───── Source records ─────

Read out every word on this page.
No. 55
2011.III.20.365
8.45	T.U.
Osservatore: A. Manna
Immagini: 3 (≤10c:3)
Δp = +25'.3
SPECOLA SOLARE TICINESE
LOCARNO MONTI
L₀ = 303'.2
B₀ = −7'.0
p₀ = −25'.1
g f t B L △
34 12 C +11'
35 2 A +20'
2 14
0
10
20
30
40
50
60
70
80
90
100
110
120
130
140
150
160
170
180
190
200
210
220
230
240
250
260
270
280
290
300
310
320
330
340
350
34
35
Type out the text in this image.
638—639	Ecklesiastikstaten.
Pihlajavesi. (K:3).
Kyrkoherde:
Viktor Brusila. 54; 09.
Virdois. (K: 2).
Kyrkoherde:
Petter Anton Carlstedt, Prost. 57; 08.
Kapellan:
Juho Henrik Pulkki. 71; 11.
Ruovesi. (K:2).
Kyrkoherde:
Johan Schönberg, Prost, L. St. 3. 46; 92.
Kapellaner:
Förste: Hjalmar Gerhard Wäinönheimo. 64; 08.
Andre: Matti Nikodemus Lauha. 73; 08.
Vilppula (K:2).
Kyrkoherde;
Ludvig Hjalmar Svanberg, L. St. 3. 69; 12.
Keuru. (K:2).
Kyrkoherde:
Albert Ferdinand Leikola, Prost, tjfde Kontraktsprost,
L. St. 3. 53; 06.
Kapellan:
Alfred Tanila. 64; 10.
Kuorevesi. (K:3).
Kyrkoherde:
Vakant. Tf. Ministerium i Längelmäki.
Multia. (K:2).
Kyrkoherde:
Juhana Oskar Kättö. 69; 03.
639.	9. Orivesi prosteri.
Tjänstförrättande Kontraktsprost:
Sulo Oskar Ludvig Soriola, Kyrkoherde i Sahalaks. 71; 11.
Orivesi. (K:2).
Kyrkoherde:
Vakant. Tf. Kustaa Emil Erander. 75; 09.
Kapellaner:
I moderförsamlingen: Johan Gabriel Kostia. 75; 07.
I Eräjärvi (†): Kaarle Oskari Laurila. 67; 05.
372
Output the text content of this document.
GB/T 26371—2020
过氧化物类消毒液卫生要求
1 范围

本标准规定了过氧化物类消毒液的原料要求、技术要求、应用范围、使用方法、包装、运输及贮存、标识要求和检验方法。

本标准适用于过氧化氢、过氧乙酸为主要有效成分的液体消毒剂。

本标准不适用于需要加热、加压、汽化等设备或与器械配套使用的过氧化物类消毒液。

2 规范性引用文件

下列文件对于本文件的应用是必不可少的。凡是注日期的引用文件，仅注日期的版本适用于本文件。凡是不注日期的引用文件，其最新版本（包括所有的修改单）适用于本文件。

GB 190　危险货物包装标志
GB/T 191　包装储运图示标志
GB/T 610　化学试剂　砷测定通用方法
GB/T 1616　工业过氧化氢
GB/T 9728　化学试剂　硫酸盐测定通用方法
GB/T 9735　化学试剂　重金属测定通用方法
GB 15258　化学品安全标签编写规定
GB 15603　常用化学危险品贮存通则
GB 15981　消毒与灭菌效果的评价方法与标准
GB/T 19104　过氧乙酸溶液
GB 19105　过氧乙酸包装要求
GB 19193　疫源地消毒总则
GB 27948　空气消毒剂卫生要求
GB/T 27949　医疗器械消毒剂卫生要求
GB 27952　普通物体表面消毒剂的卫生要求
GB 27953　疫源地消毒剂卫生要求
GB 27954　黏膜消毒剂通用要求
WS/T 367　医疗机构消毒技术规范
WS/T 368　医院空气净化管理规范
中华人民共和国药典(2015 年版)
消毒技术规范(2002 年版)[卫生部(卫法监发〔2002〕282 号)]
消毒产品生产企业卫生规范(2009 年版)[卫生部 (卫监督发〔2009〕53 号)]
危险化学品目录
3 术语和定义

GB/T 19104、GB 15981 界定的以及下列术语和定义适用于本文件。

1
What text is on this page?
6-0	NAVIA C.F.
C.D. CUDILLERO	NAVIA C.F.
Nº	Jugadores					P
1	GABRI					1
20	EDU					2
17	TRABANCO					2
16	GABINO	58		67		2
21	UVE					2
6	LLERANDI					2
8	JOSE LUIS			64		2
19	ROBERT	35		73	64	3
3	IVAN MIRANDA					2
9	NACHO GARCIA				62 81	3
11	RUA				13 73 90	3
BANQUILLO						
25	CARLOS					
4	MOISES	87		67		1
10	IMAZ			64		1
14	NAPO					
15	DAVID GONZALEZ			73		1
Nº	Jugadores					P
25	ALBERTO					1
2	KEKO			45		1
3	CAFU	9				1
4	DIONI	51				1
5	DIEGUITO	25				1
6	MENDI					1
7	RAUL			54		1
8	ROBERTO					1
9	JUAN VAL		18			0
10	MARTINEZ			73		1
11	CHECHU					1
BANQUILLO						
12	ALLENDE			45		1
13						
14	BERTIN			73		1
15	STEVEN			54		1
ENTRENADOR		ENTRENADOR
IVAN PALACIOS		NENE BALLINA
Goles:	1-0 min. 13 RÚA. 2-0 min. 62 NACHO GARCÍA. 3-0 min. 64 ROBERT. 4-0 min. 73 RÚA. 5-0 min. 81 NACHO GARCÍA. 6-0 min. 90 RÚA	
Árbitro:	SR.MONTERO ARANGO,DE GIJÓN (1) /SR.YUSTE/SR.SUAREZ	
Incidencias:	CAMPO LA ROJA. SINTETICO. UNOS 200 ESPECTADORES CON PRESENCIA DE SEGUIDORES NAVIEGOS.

─────

Your instructions -
Reproduce each entry word for word.

Exercise output -
Read out every word on this page.
No. 55
2011.III.20.365
8.45	T.U.
Osservatore: A. Manna
Immagini: 3 (≤10c:3)
Δp = +25'.3
SPECOLA SOLARE TICINESE
LOCARNO MONTI
L₀ = 303'.2
B₀ = −7'.0
p₀ = −25'.1
g f t B L △
34 12 C +11'
35 2 A +20'
2 14
0
10
20
30
40
50
60
70
80
90
100
110
120
130
140
150
160
170
180
190
200
210
220
230
240
250
260
270
280
290
300
310
320
330
340
350
34
35
Type out the text in this image.
638—639	Ecklesiastikstaten.
Pihlajavesi. (K:3).
Kyrkoherde:
Viktor Brusila. 54; 09.
Virdois. (K: 2).
Kyrkoherde:
Petter Anton Carlstedt, Prost. 57; 08.
Kapellan:
Juho Henrik Pulkki. 71; 11.
Ruovesi. (K:2).
Kyrkoherde:
Johan Schönberg, Prost, L. St. 3. 46; 92.
Kapellaner:
Förste: Hjalmar Gerhard Wäinönheimo. 64; 08.
Andre: Matti Nikodemus Lauha. 73; 08.
Vilppula (K:2).
Kyrkoherde;
Ludvig Hjalmar Svanberg, L. St. 3. 69; 12.
Keuru. (K:2).
Kyrkoherde:
Albert Ferdinand Leikola, Prost, tjfde Kontraktsprost,
L. St. 3. 53; 06.
Kapellan:
Alfred Tanila. 64; 10.
Kuorevesi. (K:3).
Kyrkoherde:
Vakant. Tf. Ministerium i Längelmäki.
Multia. (K:2).
Kyrkoherde:
Juhana Oskar Kättö. 69; 03.
639.	9. Orivesi prosteri.
Tjänstförrättande Kontraktsprost:
Sulo Oskar Ludvig Soriola, Kyrkoherde i Sahalaks. 71; 11.
Orivesi. (K:2).
Kyrkoherde:
Vakant. Tf. Kustaa Emil Erander. 75; 09.
Kapellaner:
I moderförsamlingen: Johan Gabriel Kostia. 75; 07.
I Eräjärvi (†): Kaarle Oskari Laurila. 67; 05.
372
Output the text content of this document.
GB/T 26371—2020
过氧化物类消毒液卫生要求
1 范围

本标准规定了过氧化物类消毒液的原料要求、技术要求、应用范围、使用方法、包装、运输及贮存、标识要求和检验方法。

本标准适用于过氧化氢、过氧乙酸为主要有效成分的液体消毒剂。

本标准不适用于需要加热、加压、汽化等设备或与器械配套使用的过氧化物类消毒液。

2 规范性引用文件

下列文件对于本文件的应用是必不可少的。凡是注日期的引用文件，仅注日期的版本适用于本文件。凡是不注日期的引用文件，其最新版本（包括所有的修改单）适用于本文件。

GB 190　危险货物包装标志
GB/T 191　包装储运图示标志
GB/T 610　化学试剂　砷测定通用方法
GB/T 1616　工业过氧化氢
GB/T 9728　化学试剂　硫酸盐测定通用方法
GB/T 9735　化学试剂　重金属测定通用方法
GB 15258　化学品安全标签编写规定
GB 15603　常用化学危险品贮存通则
GB 15981　消毒与灭菌效果的评价方法与标准
GB/T 19104　过氧乙酸溶液
GB 19105　过氧乙酸包装要求
GB 19193　疫源地消毒总则
GB 27948　空气消毒剂卫生要求
GB/T 27949　医疗器械消毒剂卫生要求
GB 27952　普通物体表面消毒剂的卫生要求
GB 27953　疫源地消毒剂卫生要求
GB 27954　黏膜消毒剂通用要求
WS/T 367　医疗机构消毒技术规范
WS/T 368　医院空气净化管理规范
中华人民共和国药典(2015 年版)
消毒技术规范(2002 年版)[卫生部(卫法监发〔2002〕282 号)]
消毒产品生产企业卫生规范(2009 年版)[卫生部 (卫监督发〔2009〕53 号)]
危险化学品目录
3 术语和定义

GB/T 19104、GB 15981 界定的以及下列术语和定义适用于本文件。

1
What text is on this page?
6-0	NAVIA C.F.
C.D. CUDILLERO	NAVIA C.F.
Nº	Jugadores					P
1	GABRI					1
20	EDU					2
17	TRABANCO					2
16	GABINO	58		67		2
21	UVE					2
6	LLERANDI					2
8	JOSE LUIS			64		2
19	ROBERT	35		73	64	3
3	IVAN MIRANDA					2
9	NACHO GARCIA				62 81	3
11	RUA				13 73 90	3
BANQUILLO						
25	CARLOS					
4	MOISES	87		67		1
10	IMAZ			64		1
14	NAPO					
15	DAVID GONZALEZ			73		1
Nº	Jugadores					P
25	ALBERTO					1
2	KEKO			45		1
3	CAFU	9				1
4	DIONI	51				1
5	DIEGUITO	25				1
6	MENDI					1
7	RAUL			54		1
8	ROBERTO					1
9	JUAN VAL		18			0
10	MARTINEZ			73		1
11	CHECHU					1
BANQUILLO						
12	ALLENDE			45		1
13						
14	BERTIN			73		1
15	STEVEN			54		1
ENTRENADOR		ENTRENADOR
IVAN PALACIOS		NENE BALLINA
Goles:	1-0 min. 13 RÚA. 2-0 min. 62 NACHO GARCÍA. 3-0 min. 64 ROBERT. 4-0 min. 73 RÚA. 5-0 min. 81 NACHO GARCÍA. 6-0 min. 90 RÚA	
Árbitro:	SR.MONTERO ARANGO,DE GIJÓN (1) /SR.YUSTE/SR.SUAREZ	
Incidencias:	CAMPO LA ROJA. SINTETICO. UNOS 200 ESPECTADORES CON PRESENCIA DE SEGUIDORES NAVIEGOS.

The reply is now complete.